* **What is needed**
Bring together all lines of the material below that contain the string "label".

* **Data to use**
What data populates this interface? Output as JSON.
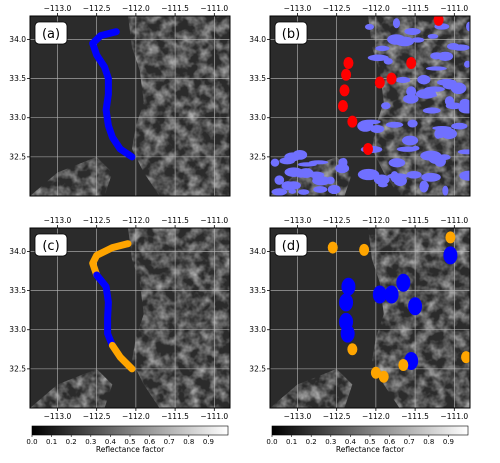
{
  "panels": [
    {
      "label": "(a)",
      "tracks": [
        {
          "color": "#0000ff",
          "points": [
            [
              -112.25,
              34.1
            ],
            [
              -112.45,
              34.05
            ],
            [
              -112.55,
              33.95
            ],
            [
              -112.5,
              33.8
            ],
            [
              -112.4,
              33.65
            ],
            [
              -112.35,
              33.5
            ],
            [
              -112.35,
              33.3
            ],
            [
              -112.38,
              33.1
            ],
            [
              -112.35,
              32.9
            ],
            [
              -112.3,
              32.75
            ],
            [
              -112.2,
              32.6
            ],
            [
              -112.05,
              32.5
            ]
          ]
        }
      ],
      "blobs": []
    },
    {
      "label": "(b)",
      "tracks": [],
      "blobs": []
    },
    {
      "label": "(c)",
      "tracks": [
        {
          "color": "#ffa500",
          "points": [
            [
              -112.1,
              34.1
            ],
            [
              -112.3,
              34.05
            ],
            [
              -112.5,
              33.95
            ],
            [
              -112.55,
              33.85
            ],
            [
              -112.5,
              33.7
            ]
          ]
        },
        {
          "color": "#0000ff",
          "points": [
            [
              -112.5,
              33.7
            ],
            [
              -112.38,
              33.55
            ],
            [
              -112.35,
              33.35
            ],
            [
              -112.36,
              33.15
            ],
            [
              -112.36,
              32.95
            ],
            [
              -112.3,
              32.8
            ]
          ]
        },
        {
          "color": "#ffa500",
          "points": [
            [
              -112.3,
              32.8
            ],
            [
              -112.2,
              32.65
            ],
            [
              -112.05,
              32.5
            ]
          ]
        }
      ],
      "blobs": []
    },
    {
      "label": "(d)",
      "tracks": [],
      "blobs": []
    }
  ],
  "x_ticks": [
    "−113.0",
    "−112.5",
    "−112.0",
    "−111.5",
    "−111.0"
  ],
  "y_ticks": [
    "34.0",
    "33.5",
    "33.0",
    "32.5"
  ],
  "colorbar": {
    "ticks": [
      "0.0",
      "0.1",
      "0.2",
      "0.3",
      "0.4",
      "0.5",
      "0.6",
      "0.7",
      "0.8",
      "0.9"
    ],
    "label": "Reflectance factor"
  },
  "colors": {
    "blue": "#0000ff",
    "orange": "#ffa500",
    "red": "#ff0000",
    "lightblue": "#7070ff"
  }
}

* **Completed exercise**
      "label": "(a)",
      "label": "(b)",
      "label": "(c)",
      "label": "(d)",
    "label": "Reflectance factor"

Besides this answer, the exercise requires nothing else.